→ **Task details**:
Compile every line that includes the word "from".

→ **Data for this task**:
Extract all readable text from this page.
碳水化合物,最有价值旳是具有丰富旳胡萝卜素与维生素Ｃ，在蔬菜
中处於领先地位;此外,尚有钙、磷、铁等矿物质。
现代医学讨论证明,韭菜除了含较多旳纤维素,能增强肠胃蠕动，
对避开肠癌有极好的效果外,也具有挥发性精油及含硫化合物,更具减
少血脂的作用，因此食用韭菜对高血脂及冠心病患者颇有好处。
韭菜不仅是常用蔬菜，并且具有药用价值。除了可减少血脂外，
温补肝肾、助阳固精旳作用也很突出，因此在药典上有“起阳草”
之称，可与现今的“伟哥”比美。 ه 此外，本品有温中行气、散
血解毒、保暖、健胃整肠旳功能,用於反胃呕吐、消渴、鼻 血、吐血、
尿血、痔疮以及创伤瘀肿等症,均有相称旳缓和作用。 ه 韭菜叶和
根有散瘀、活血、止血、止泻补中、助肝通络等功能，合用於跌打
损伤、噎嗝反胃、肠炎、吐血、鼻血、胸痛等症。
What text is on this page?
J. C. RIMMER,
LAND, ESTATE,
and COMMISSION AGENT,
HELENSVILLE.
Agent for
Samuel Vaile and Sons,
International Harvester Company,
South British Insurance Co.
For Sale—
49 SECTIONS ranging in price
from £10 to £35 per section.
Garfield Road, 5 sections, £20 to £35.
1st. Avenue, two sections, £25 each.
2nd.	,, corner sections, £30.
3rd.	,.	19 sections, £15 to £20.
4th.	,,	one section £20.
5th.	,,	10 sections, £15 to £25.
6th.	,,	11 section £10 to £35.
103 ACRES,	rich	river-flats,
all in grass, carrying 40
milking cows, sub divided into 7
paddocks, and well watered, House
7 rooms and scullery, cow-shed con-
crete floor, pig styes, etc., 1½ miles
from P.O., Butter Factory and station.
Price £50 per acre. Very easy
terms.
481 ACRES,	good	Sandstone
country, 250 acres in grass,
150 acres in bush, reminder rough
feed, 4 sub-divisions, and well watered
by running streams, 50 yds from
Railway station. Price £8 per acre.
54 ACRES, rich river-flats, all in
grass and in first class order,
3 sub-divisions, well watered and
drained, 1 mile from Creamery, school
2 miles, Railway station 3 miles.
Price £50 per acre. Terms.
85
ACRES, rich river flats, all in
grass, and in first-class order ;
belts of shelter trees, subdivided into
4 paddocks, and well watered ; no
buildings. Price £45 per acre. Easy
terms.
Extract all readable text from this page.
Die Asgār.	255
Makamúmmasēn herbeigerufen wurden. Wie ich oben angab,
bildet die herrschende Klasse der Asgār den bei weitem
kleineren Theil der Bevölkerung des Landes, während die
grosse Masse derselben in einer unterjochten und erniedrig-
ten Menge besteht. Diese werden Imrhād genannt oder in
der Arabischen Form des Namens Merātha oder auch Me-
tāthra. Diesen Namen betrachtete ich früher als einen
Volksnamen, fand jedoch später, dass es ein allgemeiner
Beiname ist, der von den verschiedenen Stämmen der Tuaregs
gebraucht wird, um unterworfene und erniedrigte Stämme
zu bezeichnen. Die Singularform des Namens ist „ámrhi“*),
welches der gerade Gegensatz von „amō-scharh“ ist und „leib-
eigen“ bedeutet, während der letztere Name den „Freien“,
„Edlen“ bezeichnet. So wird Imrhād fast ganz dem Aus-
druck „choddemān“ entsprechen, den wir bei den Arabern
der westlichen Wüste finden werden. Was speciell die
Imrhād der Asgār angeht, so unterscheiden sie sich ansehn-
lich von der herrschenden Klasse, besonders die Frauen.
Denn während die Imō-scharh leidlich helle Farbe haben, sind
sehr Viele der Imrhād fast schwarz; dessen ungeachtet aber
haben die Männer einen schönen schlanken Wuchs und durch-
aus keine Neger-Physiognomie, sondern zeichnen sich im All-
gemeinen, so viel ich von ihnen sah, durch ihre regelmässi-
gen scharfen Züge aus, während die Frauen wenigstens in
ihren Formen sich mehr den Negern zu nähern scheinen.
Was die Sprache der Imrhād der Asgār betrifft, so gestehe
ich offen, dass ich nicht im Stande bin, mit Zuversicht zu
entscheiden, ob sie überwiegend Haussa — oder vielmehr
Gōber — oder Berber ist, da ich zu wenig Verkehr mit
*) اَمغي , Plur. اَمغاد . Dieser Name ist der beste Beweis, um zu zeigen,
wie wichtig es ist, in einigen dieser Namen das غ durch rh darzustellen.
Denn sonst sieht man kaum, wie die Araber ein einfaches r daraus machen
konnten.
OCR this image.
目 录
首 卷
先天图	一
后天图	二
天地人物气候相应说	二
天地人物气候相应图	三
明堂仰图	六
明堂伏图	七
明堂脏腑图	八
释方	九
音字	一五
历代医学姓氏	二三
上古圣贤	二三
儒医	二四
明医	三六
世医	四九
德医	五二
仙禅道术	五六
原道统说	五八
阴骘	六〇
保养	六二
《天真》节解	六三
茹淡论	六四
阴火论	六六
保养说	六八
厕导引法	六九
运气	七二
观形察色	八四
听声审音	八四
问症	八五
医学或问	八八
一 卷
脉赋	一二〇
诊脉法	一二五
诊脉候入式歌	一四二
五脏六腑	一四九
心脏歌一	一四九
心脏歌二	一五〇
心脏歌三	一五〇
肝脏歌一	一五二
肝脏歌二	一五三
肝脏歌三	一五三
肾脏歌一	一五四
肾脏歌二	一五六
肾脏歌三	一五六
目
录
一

→ **Solved problem**:
Extract all readable text from this page.
from £10 to £35 per section.
from P.O., Butter Factory and station.
by running streams, 50 yds from
drained, 1 mile from Creamery, school
Extract all readable text from this page.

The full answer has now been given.